▸ Required task:
Below are records to be output exactly, every one of them.

▸ Given records:
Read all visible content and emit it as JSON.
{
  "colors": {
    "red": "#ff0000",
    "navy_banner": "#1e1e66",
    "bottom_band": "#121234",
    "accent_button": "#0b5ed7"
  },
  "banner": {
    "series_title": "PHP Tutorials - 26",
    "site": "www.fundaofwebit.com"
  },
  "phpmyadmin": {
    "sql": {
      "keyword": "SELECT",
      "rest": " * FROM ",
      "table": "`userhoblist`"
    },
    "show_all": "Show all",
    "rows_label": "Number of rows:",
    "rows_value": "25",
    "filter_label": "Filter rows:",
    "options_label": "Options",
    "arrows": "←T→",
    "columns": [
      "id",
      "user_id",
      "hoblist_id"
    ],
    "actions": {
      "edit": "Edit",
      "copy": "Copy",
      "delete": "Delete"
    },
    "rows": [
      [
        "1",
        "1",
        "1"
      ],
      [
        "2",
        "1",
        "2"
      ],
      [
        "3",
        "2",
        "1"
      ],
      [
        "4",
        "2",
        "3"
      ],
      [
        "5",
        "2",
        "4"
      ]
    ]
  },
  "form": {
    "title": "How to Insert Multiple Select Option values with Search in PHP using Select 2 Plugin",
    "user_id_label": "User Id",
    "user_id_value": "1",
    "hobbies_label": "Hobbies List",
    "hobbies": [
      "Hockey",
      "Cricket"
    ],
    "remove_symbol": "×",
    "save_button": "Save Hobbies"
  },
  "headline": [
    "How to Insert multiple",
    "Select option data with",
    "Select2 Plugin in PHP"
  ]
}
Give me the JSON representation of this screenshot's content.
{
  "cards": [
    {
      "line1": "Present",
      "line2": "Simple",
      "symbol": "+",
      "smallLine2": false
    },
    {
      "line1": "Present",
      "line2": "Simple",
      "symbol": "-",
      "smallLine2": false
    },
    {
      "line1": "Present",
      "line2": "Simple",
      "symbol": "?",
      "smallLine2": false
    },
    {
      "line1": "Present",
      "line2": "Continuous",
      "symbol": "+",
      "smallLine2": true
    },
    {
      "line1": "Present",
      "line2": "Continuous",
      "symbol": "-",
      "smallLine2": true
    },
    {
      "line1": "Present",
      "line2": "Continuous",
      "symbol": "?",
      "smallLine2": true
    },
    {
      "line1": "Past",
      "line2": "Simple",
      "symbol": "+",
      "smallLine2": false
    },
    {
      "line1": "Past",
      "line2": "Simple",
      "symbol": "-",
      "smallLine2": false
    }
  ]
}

▸ The reply:
Read all visible content and emit it as JSON.
{
  "colors": {
    "red": "#ff0000",
    "navy_banner": "#1e1e66",
    "bottom_band": "#121234",
    "accent_button": "#0b5ed7"
  },
  "banner": {
    "series_title": "PHP Tutorials - 26",
    "site": "www.fundaofwebit.com"
  },
  "phpmyadmin": {
    "sql": {
      "keyword": "SELECT",
      "rest": " * FROM ",
      "table": "`userhoblist`"
    },
    "show_all": "Show all",
    "rows_label": "Number of rows:",
    "rows_value": "25",
    "filter_label": "Filter rows:",
    "options_label": "Options",
    "arrows": "←T→",
    "columns": [
      "id",
      "user_id",
      "hoblist_id"
    ],
    "actions": {
      "edit": "Edit",
      "copy": "Copy",
      "delete": "Delete"
    },
    "rows": [
      [
        "1",
        "1",
        "1"
      ],
      [
        "2",
        "1",
        "2"
      ],
      [
        "3",
        "2",
        "1"
      ],
      [
        "4",
        "2",
        "3"
      ],
      [
        "5",
        "2",
        "4"
      ]
    ]
  },
  "form": {
    "title": "How to Insert Multiple Select Option values with Search in PHP using Select 2 Plugin",
    "user_id_label": "User Id",
    "user_id_value": "1",
    "hobbies_label": "Hobbies List",
    "hobbies": [
      "Hockey",
      "Cricket"
    ],
    "remove_symbol": "×",
    "save_button": "Save Hobbies"
  },
  "headline": [
    "How to Insert multiple",
    "Select option data with",
    "Select2 Plugin in PHP"
  ]
}
Give me the JSON representation of this screenshot's content.
{
  "cards": [
    {
      "line1": "Present",
      "line2": "Simple",
      "symbol": "+",
      "smallLine2": false
    },
    {
      "line1": "Present",
      "line2": "Simple",
      "symbol": "-",
      "smallLine2": false
    },
    {
      "line1": "Present",
      "line2": "Simple",
      "symbol": "?",
      "smallLine2": false
    },
    {
      "line1": "Present",
      "line2": "Continuous",
      "symbol": "+",
      "smallLine2": true
    },
    {
      "line1": "Present",
      "line2": "Continuous",
      "symbol": "-",
      "smallLine2": true
    },
    {
      "line1": "Present",
      "line2": "Continuous",
      "symbol": "?",
      "smallLine2": true
    },
    {
      "line1": "Past",
      "line2": "Simple",
      "symbol": "+",
      "smallLine2": false
    },
    {
      "line1": "Past",
      "line2": "Simple",
      "symbol": "-",
      "smallLine2": false
    }
  ]
}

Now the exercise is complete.